Select the lines below containing the word "this".
· · · ·
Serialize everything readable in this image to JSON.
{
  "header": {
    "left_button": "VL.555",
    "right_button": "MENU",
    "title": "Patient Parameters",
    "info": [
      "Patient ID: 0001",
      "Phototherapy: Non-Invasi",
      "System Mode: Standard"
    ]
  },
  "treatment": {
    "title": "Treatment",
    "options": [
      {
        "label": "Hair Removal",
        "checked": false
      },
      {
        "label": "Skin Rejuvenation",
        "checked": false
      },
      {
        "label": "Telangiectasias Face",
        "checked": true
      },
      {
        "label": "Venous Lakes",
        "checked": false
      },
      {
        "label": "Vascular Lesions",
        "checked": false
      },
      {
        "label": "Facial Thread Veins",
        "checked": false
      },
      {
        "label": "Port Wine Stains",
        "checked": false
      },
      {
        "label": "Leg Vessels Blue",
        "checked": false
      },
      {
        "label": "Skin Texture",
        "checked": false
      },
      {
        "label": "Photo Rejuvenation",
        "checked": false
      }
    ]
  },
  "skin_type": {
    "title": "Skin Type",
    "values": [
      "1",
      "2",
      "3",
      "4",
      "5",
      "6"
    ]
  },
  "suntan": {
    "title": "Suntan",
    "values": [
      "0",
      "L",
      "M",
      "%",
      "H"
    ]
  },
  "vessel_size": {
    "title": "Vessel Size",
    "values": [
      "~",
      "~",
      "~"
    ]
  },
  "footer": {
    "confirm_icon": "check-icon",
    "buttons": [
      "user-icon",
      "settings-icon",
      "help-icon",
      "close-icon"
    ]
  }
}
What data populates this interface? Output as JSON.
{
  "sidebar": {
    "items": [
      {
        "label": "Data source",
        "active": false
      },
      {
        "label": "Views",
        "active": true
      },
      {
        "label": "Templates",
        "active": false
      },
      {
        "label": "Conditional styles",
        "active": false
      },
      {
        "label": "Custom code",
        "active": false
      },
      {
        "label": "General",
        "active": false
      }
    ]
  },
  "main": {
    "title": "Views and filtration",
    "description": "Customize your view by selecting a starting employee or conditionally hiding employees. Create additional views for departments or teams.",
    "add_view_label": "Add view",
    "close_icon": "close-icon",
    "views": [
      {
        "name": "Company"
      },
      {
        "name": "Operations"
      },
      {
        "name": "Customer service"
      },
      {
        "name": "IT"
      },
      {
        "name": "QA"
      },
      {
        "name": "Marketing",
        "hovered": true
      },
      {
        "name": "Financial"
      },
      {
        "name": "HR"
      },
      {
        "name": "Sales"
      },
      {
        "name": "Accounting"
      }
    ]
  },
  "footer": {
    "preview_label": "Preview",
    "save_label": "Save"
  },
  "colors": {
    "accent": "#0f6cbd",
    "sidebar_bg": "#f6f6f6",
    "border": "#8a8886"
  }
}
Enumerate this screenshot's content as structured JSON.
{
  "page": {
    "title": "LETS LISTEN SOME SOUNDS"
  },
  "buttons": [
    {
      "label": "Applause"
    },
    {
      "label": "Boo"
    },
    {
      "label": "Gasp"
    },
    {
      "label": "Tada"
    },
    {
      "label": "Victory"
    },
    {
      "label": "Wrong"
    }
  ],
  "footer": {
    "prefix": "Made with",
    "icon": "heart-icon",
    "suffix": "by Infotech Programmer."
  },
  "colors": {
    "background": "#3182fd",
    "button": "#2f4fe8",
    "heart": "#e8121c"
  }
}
· · · ·
EXPECTED ANSWER →
Serialize everything readable in this image to JSON.
What data populates this interface? Output as JSON.
Enumerate this screenshot's content as structured JSON.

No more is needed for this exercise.